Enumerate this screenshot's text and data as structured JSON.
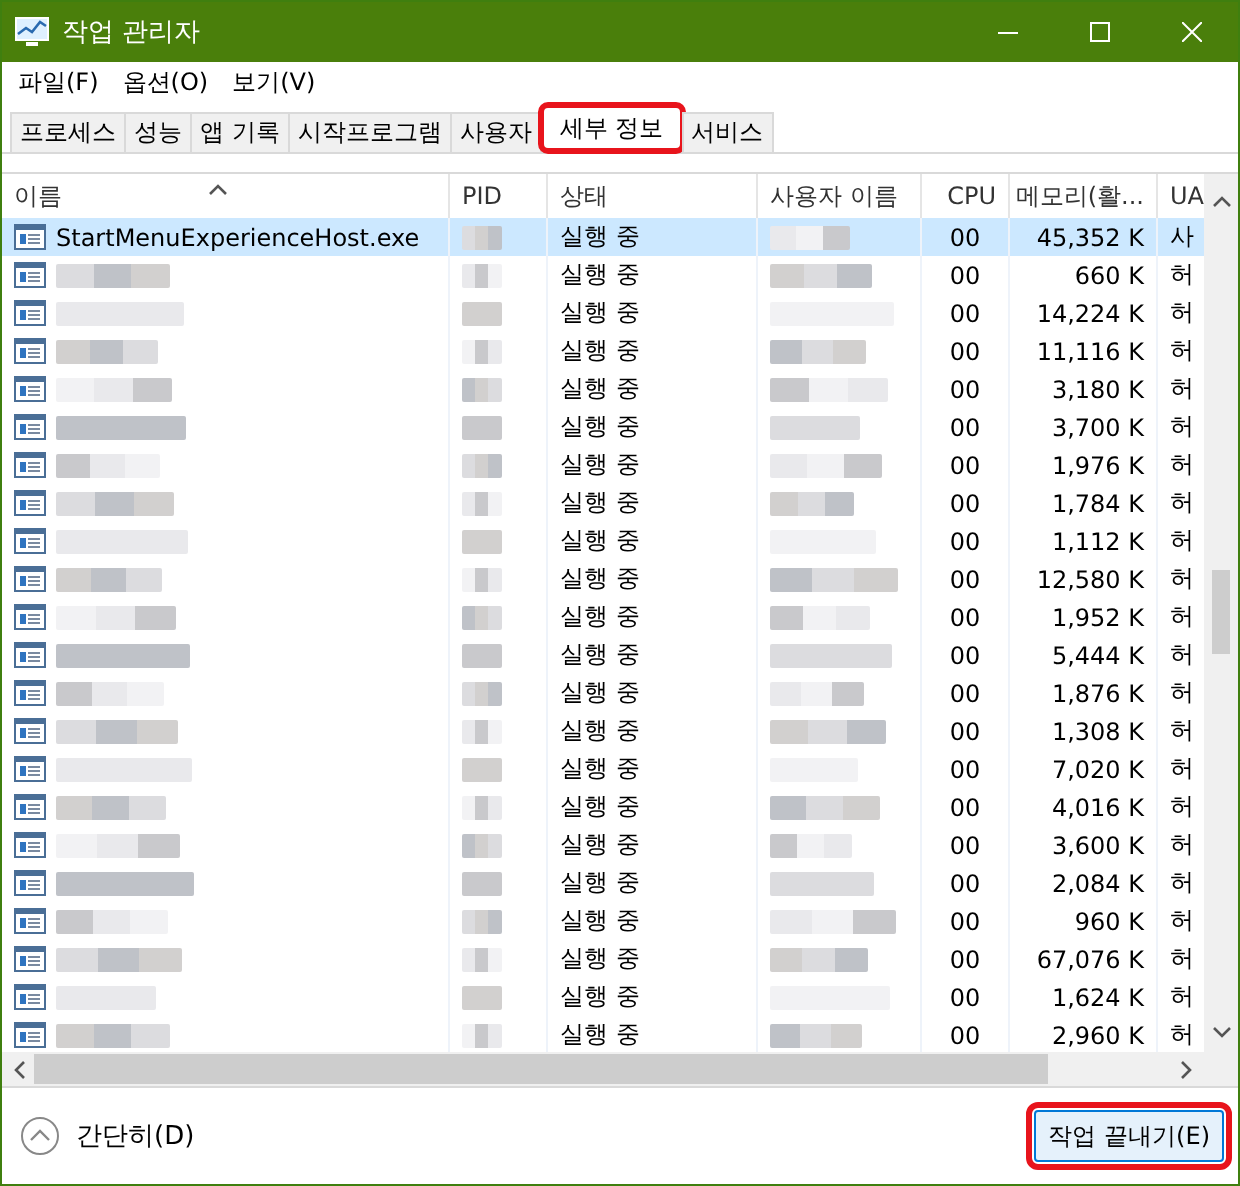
{
  "window": {
    "title": "작업 관리자"
  },
  "menu": [
    "파일(F)",
    "옵션(O)",
    "보기(V)"
  ],
  "tabs": [
    {
      "label": "프로세스",
      "selected": false,
      "highlighted": false
    },
    {
      "label": "성능",
      "selected": false,
      "highlighted": false
    },
    {
      "label": "앱 기록",
      "selected": false,
      "highlighted": false
    },
    {
      "label": "시작프로그램",
      "selected": false,
      "highlighted": false
    },
    {
      "label": "사용자",
      "selected": false,
      "highlighted": false
    },
    {
      "label": "세부 정보",
      "selected": true,
      "highlighted": true
    },
    {
      "label": "서비스",
      "selected": false,
      "highlighted": false
    }
  ],
  "table": {
    "columns": [
      "이름",
      "PID",
      "상태",
      "사용자 이름",
      "CPU",
      "메모리(활...",
      "UA"
    ],
    "rows": [
      {
        "name": "StartMenuExperienceHost.exe",
        "status": "실행 중",
        "cpu": "00",
        "memory": "45,352 K",
        "uac": "사",
        "selected": true
      },
      {
        "status": "실행 중",
        "cpu": "00",
        "memory": "660 K",
        "uac": "허",
        "selected": false
      },
      {
        "status": "실행 중",
        "cpu": "00",
        "memory": "14,224 K",
        "uac": "허",
        "selected": false
      },
      {
        "status": "실행 중",
        "cpu": "00",
        "memory": "11,116 K",
        "uac": "허",
        "selected": false
      },
      {
        "status": "실행 중",
        "cpu": "00",
        "memory": "3,180 K",
        "uac": "허",
        "selected": false
      },
      {
        "status": "실행 중",
        "cpu": "00",
        "memory": "3,700 K",
        "uac": "허",
        "selected": false
      },
      {
        "status": "실행 중",
        "cpu": "00",
        "memory": "1,976 K",
        "uac": "허",
        "selected": false
      },
      {
        "status": "실행 중",
        "cpu": "00",
        "memory": "1,784 K",
        "uac": "허",
        "selected": false
      },
      {
        "status": "실행 중",
        "cpu": "00",
        "memory": "1,112 K",
        "uac": "허",
        "selected": false
      },
      {
        "status": "실행 중",
        "cpu": "00",
        "memory": "12,580 K",
        "uac": "허",
        "selected": false
      },
      {
        "status": "실행 중",
        "cpu": "00",
        "memory": "1,952 K",
        "uac": "허",
        "selected": false
      },
      {
        "status": "실행 중",
        "cpu": "00",
        "memory": "5,444 K",
        "uac": "허",
        "selected": false
      },
      {
        "status": "실행 중",
        "cpu": "00",
        "memory": "1,876 K",
        "uac": "허",
        "selected": false
      },
      {
        "status": "실행 중",
        "cpu": "00",
        "memory": "1,308 K",
        "uac": "허",
        "selected": false
      },
      {
        "status": "실행 중",
        "cpu": "00",
        "memory": "7,020 K",
        "uac": "허",
        "selected": false
      },
      {
        "status": "실행 중",
        "cpu": "00",
        "memory": "4,016 K",
        "uac": "허",
        "selected": false
      },
      {
        "status": "실행 중",
        "cpu": "00",
        "memory": "3,600 K",
        "uac": "허",
        "selected": false
      },
      {
        "status": "실행 중",
        "cpu": "00",
        "memory": "2,084 K",
        "uac": "허",
        "selected": false
      },
      {
        "status": "실행 중",
        "cpu": "00",
        "memory": "960 K",
        "uac": "허",
        "selected": false
      },
      {
        "status": "실행 중",
        "cpu": "00",
        "memory": "67,076 K",
        "uac": "허",
        "selected": false
      },
      {
        "status": "실행 중",
        "cpu": "00",
        "memory": "1,624 K",
        "uac": "허",
        "selected": false
      },
      {
        "status": "실행 중",
        "cpu": "00",
        "memory": "2,960 K",
        "uac": "허",
        "selected": false
      }
    ]
  },
  "footer": {
    "toggle": "간단히(D)",
    "end_task": {
      "label": "작업 끝내기(E)",
      "highlighted": true
    }
  }
}
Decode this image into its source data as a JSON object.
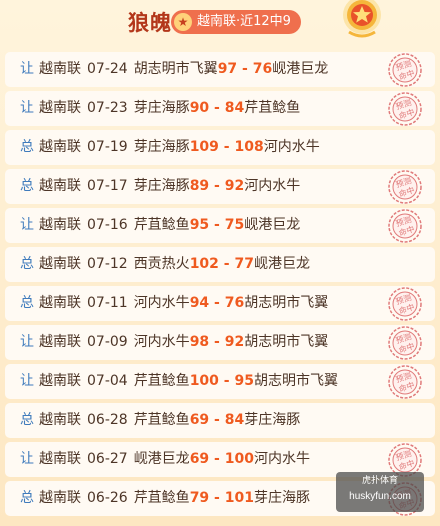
{
  "header": {
    "title": "狼魄",
    "badge": "越南联·近12中9",
    "badge_icon": "star-icon",
    "medal_icon": "gold-medal-icon"
  },
  "stamp_text": "预测命中",
  "records": [
    {
      "type": "让",
      "league": "越南联",
      "date": "07-24",
      "home": "胡志明市飞翼",
      "score": "97 - 76",
      "away": "岘港巨龙",
      "hit": true
    },
    {
      "type": "让",
      "league": "越南联",
      "date": "07-23",
      "home": "芽庄海豚",
      "score": "90 - 84",
      "away": "芹苴鲶鱼",
      "hit": true
    },
    {
      "type": "总",
      "league": "越南联",
      "date": "07-19",
      "home": "芽庄海豚",
      "score": "109 - 108",
      "away": "河内水牛",
      "hit": false
    },
    {
      "type": "总",
      "league": "越南联",
      "date": "07-17",
      "home": "芽庄海豚",
      "score": "89 - 92",
      "away": "河内水牛",
      "hit": true
    },
    {
      "type": "让",
      "league": "越南联",
      "date": "07-16",
      "home": "芹苴鲶鱼",
      "score": "95 - 75",
      "away": "岘港巨龙",
      "hit": true
    },
    {
      "type": "总",
      "league": "越南联",
      "date": "07-12",
      "home": "西贡热火",
      "score": "102 - 77",
      "away": "岘港巨龙",
      "hit": false
    },
    {
      "type": "总",
      "league": "越南联",
      "date": "07-11",
      "home": "河内水牛",
      "score": "94 - 76",
      "away": "胡志明市飞翼",
      "hit": true
    },
    {
      "type": "让",
      "league": "越南联",
      "date": "07-09",
      "home": "河内水牛",
      "score": "98 - 92",
      "away": "胡志明市飞翼",
      "hit": true
    },
    {
      "type": "让",
      "league": "越南联",
      "date": "07-04",
      "home": "芹苴鲶鱼",
      "score": "100 - 95",
      "away": "胡志明市飞翼",
      "hit": true
    },
    {
      "type": "总",
      "league": "越南联",
      "date": "06-28",
      "home": "芹苴鲶鱼",
      "score": "69 - 84",
      "away": "芽庄海豚",
      "hit": false
    },
    {
      "type": "让",
      "league": "越南联",
      "date": "06-27",
      "home": "岘港巨龙",
      "score": "69 - 100",
      "away": "河内水牛",
      "hit": true
    },
    {
      "type": "总",
      "league": "越南联",
      "date": "06-26",
      "home": "芹苴鲶鱼",
      "score": "79 - 101",
      "away": "芽庄海豚",
      "hit": true
    }
  ],
  "watermark": {
    "line1": "虎扑体育",
    "line2": "huskyfun.com"
  },
  "colors": {
    "accent": "#ef5a1f",
    "title": "#b3371a",
    "type_label": "#3f7bbc",
    "stamp": "#e07a7a",
    "row_bg": "#fffaf3"
  }
}
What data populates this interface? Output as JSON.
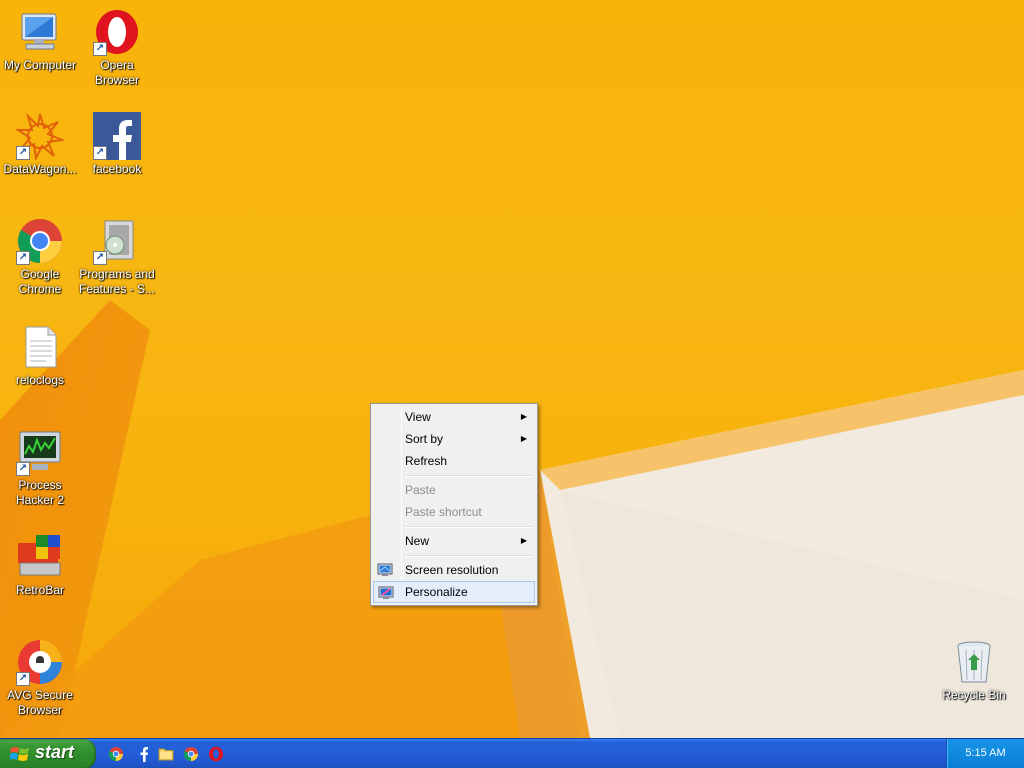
{
  "desktop": {
    "icons": [
      {
        "label": "My Computer",
        "icon": "my-computer-icon"
      },
      {
        "label": "Opera Browser",
        "icon": "opera-icon"
      },
      {
        "label": "DataWagon...",
        "icon": "datawagon-icon"
      },
      {
        "label": "facebook",
        "icon": "facebook-icon"
      },
      {
        "label": "Google Chrome",
        "icon": "chrome-icon"
      },
      {
        "label": "Programs and Features - S...",
        "icon": "programs-features-icon"
      },
      {
        "label": "reloclogs",
        "icon": "text-file-icon"
      },
      {
        "label": "Process Hacker 2",
        "icon": "process-hacker-icon"
      },
      {
        "label": "RetroBar",
        "icon": "retrobar-icon"
      },
      {
        "label": "AVG Secure Browser",
        "icon": "avg-browser-icon"
      },
      {
        "label": "Recycle Bin",
        "icon": "recycle-bin-icon"
      }
    ]
  },
  "context_menu": {
    "items": [
      {
        "label": "View",
        "submenu": true,
        "enabled": true
      },
      {
        "label": "Sort by",
        "submenu": true,
        "enabled": true
      },
      {
        "label": "Refresh",
        "submenu": false,
        "enabled": true
      },
      {
        "label": "Paste",
        "submenu": false,
        "enabled": false
      },
      {
        "label": "Paste shortcut",
        "submenu": false,
        "enabled": false
      },
      {
        "label": "New",
        "submenu": true,
        "enabled": true
      },
      {
        "label": "Screen resolution",
        "submenu": false,
        "enabled": true,
        "icon": "screen-resolution-icon"
      },
      {
        "label": "Personalize",
        "submenu": false,
        "enabled": true,
        "icon": "personalize-icon",
        "highlighted": true
      }
    ]
  },
  "taskbar": {
    "start_label": "start",
    "quick_launch": [
      "chrome-icon",
      "facebook-icon",
      "folder-icon",
      "chrome-icon",
      "opera-icon"
    ],
    "clock": "5:15 AM"
  },
  "colors": {
    "wallpaper": "#f8b612",
    "taskbar": "#245edb",
    "start_button": "#2d8c2a",
    "tray": "#0f8ae0"
  }
}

=====

### WHAT TO DO
Copy all lines from the entries that contain the word "JSON".

### FINISHED TASK
Enumerate this screenshot's text and data as structured JSON.
Decode this image into its source data as a JSON object.
What data populates this interface? Output as JSON.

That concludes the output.